- Task description: Determine how many lines contain the string "JSON". Respond with that number and nothing more.

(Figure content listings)
▬▬▬▬▬▬▬▬▬▬

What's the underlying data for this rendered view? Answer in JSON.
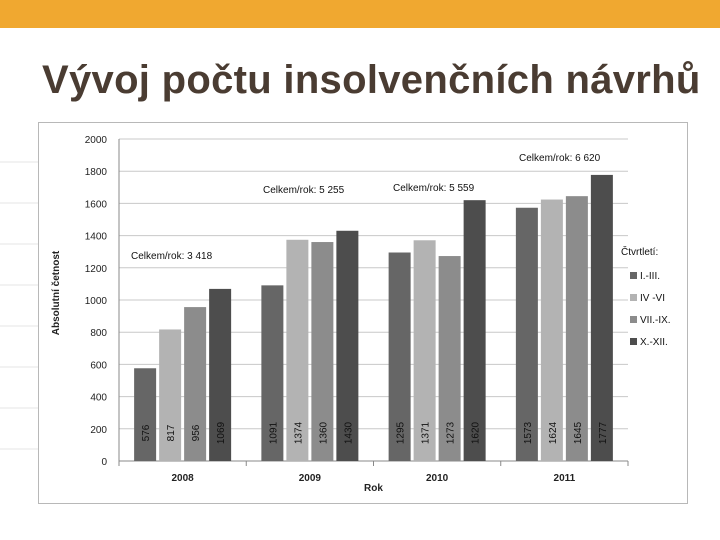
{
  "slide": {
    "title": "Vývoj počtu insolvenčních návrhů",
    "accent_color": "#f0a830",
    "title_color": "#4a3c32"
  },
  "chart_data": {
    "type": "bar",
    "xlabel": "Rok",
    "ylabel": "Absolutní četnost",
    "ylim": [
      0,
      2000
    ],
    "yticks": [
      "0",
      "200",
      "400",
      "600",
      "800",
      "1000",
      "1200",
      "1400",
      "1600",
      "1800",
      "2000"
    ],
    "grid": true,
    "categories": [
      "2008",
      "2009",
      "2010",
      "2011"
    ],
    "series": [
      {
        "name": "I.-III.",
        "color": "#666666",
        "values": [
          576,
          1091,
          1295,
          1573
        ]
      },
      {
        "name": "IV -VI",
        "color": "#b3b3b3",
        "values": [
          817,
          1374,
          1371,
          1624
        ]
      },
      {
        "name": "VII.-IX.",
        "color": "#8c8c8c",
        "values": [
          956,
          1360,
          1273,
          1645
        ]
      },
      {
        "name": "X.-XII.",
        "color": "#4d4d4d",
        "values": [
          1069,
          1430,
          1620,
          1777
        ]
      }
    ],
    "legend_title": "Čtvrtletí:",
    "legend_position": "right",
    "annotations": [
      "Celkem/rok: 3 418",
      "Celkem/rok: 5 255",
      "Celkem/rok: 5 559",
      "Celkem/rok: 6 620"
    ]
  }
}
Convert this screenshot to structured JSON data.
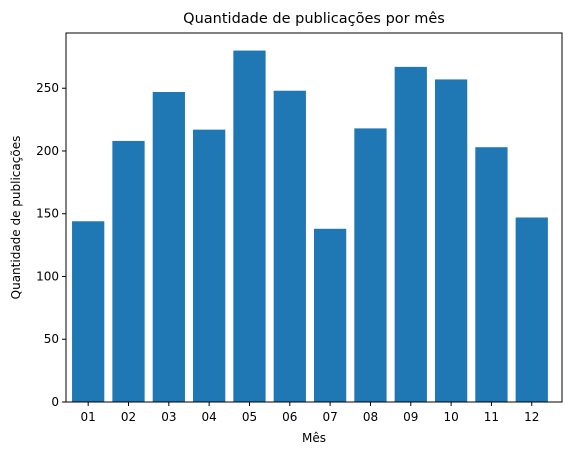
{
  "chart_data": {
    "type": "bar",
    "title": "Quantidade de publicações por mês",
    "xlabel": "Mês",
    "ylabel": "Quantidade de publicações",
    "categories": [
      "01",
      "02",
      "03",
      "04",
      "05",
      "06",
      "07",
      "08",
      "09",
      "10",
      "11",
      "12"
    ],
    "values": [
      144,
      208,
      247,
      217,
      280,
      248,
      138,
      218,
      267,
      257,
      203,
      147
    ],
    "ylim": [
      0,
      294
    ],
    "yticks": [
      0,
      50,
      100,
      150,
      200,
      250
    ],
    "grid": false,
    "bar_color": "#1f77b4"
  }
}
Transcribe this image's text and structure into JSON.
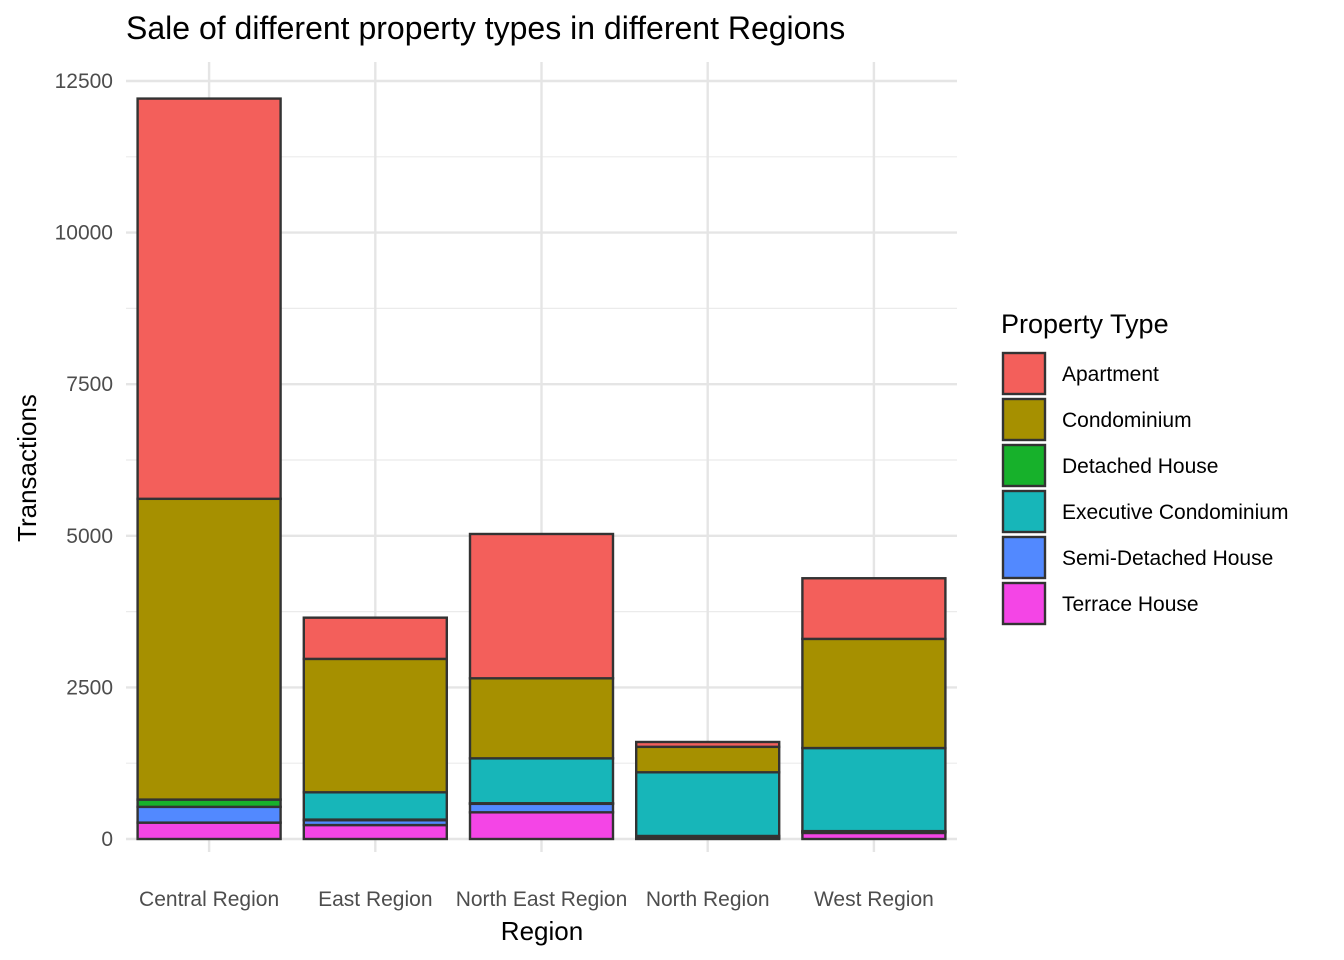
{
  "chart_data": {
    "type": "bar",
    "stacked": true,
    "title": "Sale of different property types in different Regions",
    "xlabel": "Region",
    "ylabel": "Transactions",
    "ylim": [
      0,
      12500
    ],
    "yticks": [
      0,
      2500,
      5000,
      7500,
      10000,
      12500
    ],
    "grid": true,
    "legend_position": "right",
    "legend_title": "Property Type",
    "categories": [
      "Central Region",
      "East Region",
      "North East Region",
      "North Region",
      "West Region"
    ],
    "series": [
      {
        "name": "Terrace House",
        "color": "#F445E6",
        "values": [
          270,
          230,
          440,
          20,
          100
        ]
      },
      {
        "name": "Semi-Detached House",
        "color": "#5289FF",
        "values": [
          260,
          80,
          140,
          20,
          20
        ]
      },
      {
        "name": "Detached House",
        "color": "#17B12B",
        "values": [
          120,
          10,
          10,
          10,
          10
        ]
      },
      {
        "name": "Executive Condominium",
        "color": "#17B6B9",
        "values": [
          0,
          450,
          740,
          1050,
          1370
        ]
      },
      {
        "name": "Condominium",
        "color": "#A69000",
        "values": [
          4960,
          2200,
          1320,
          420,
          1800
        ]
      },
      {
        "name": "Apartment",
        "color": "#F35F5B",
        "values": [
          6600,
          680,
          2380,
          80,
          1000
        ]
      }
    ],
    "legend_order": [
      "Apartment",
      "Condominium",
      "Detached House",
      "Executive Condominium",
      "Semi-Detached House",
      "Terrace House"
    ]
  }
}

▬▬▬▬▬▬▬▬▬▬

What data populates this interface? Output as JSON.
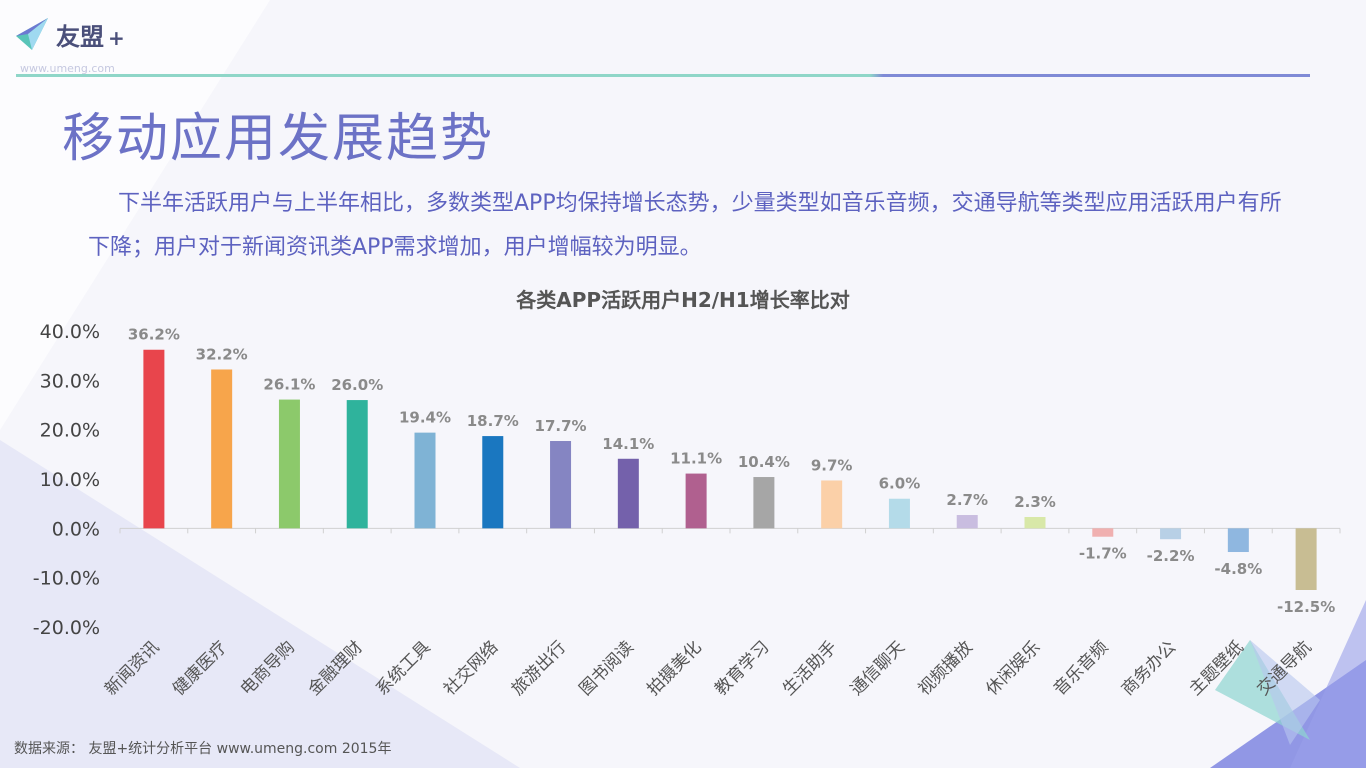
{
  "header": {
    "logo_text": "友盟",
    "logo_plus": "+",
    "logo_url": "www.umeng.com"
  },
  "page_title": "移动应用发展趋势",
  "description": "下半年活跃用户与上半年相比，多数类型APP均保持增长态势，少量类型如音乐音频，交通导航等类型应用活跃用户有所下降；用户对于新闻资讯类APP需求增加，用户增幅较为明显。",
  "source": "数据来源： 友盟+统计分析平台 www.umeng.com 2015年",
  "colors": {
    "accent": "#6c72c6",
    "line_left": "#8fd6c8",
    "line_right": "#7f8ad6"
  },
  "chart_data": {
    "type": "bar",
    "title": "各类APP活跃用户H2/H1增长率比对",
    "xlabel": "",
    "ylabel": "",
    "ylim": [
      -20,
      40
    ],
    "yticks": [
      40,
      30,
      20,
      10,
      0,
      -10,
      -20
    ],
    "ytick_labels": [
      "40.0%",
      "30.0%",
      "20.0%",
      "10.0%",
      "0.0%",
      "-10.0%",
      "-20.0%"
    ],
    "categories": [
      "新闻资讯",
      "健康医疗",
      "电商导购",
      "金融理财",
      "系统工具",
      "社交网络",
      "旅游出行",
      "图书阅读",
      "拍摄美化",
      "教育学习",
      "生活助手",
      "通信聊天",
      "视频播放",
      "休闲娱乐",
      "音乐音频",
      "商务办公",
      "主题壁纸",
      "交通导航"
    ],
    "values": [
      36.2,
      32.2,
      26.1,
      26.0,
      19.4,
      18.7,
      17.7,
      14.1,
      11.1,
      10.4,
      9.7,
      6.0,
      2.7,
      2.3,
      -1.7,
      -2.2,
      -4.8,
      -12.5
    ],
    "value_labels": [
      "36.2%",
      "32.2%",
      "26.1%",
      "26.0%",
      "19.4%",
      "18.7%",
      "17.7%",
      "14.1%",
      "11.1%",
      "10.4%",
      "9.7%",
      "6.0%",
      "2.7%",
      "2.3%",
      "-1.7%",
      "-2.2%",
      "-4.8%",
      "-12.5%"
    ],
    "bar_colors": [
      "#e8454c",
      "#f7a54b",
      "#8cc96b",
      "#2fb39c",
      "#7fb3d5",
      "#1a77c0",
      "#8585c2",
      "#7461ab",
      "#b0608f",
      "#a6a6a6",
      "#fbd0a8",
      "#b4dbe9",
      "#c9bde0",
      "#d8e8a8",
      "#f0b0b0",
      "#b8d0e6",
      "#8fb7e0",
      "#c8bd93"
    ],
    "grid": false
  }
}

▬▬▬▬▬▬▬▬▬▬

- Exercise response: 4